=== SUPPLIED DATA ===
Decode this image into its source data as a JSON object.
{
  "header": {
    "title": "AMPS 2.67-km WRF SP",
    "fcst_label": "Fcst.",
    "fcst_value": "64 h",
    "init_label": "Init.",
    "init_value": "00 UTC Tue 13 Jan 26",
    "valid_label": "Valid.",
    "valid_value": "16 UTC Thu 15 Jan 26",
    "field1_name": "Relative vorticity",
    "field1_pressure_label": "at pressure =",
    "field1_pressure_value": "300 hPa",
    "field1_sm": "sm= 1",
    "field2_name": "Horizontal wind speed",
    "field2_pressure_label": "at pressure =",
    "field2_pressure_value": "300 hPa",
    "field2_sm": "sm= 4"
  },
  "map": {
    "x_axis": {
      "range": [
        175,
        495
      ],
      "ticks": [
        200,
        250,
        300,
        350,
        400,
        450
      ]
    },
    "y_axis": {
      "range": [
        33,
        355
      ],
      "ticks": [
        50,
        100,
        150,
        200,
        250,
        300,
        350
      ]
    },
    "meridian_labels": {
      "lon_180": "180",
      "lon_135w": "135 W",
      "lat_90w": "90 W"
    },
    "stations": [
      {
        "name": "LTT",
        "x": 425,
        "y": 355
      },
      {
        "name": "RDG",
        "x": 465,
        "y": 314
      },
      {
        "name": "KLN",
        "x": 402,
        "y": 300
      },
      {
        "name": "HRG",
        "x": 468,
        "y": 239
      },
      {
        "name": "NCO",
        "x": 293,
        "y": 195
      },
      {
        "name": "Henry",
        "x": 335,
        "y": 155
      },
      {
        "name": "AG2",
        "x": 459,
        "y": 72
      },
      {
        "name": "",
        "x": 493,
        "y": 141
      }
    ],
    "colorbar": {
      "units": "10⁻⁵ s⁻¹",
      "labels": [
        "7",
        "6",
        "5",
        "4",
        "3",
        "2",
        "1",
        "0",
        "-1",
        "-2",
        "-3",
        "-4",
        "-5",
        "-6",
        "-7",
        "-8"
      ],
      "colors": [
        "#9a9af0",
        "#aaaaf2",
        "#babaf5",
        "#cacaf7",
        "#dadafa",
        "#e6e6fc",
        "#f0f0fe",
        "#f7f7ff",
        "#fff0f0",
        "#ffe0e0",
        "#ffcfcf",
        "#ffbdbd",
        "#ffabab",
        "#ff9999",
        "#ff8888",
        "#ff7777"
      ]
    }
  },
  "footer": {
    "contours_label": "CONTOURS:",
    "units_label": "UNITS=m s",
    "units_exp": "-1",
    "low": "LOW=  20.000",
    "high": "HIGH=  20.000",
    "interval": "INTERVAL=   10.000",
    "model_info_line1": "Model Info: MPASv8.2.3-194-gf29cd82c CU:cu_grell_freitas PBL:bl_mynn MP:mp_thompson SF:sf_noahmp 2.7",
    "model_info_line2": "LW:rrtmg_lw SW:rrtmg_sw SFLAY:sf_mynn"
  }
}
===
• **SET PROBLEM**
The listing above must be transcribed exactly, line by line.

• **COMPLETE OUTPUT**
Decode this image into its source data as a JSON object.
{
  "header": {
    "title": "AMPS 2.67-km WRF SP",
    "fcst_label": "Fcst.",
    "fcst_value": "64 h",
    "init_label": "Init.",
    "init_value": "00 UTC Tue 13 Jan 26",
    "valid_label": "Valid.",
    "valid_value": "16 UTC Thu 15 Jan 26",
    "field1_name": "Relative vorticity",
    "field1_pressure_label": "at pressure =",
    "field1_pressure_value": "300 hPa",
    "field1_sm": "sm= 1",
    "field2_name": "Horizontal wind speed",
    "field2_pressure_label": "at pressure =",
    "field2_pressure_value": "300 hPa",
    "field2_sm": "sm= 4"
  },
  "map": {
    "x_axis": {
      "range": [
        175,
        495
      ],
      "ticks": [
        200,
        250,
        300,
        350,
        400,
        450
      ]
    },
    "y_axis": {
      "range": [
        33,
        355
      ],
      "ticks": [
        50,
        100,
        150,
        200,
        250,
        300,
        350
      ]
    },
    "meridian_labels": {
      "lon_180": "180",
      "lon_135w": "135 W",
      "lat_90w": "90 W"
    },
    "stations": [
      {
        "name": "LTT",
        "x": 425,
        "y": 355
      },
      {
        "name": "RDG",
        "x": 465,
        "y": 314
      },
      {
        "name": "KLN",
        "x": 402,
        "y": 300
      },
      {
        "name": "HRG",
        "x": 468,
        "y": 239
      },
      {
        "name": "NCO",
        "x": 293,
        "y": 195
      },
      {
        "name": "Henry",
        "x": 335,
        "y": 155
      },
      {
        "name": "AG2",
        "x": 459,
        "y": 72
      },
      {
        "name": "",
        "x": 493,
        "y": 141
      }
    ],
    "colorbar": {
      "units": "10⁻⁵ s⁻¹",
      "labels": [
        "7",
        "6",
        "5",
        "4",
        "3",
        "2",
        "1",
        "0",
        "-1",
        "-2",
        "-3",
        "-4",
        "-5",
        "-6",
        "-7",
        "-8"
      ],
      "colors": [
        "#9a9af0",
        "#aaaaf2",
        "#babaf5",
        "#cacaf7",
        "#dadafa",
        "#e6e6fc",
        "#f0f0fe",
        "#f7f7ff",
        "#fff0f0",
        "#ffe0e0",
        "#ffcfcf",
        "#ffbdbd",
        "#ffabab",
        "#ff9999",
        "#ff8888",
        "#ff7777"
      ]
    }
  },
  "footer": {
    "contours_label": "CONTOURS:",
    "units_label": "UNITS=m s",
    "units_exp": "-1",
    "low": "LOW=  20.000",
    "high": "HIGH=  20.000",
    "interval": "INTERVAL=   10.000",
    "model_info_line1": "Model Info: MPASv8.2.3-194-gf29cd82c CU:cu_grell_freitas PBL:bl_mynn MP:mp_thompson SF:sf_noahmp 2.7",
    "model_info_line2": "LW:rrtmg_lw SW:rrtmg_sw SFLAY:sf_mynn"
  }
}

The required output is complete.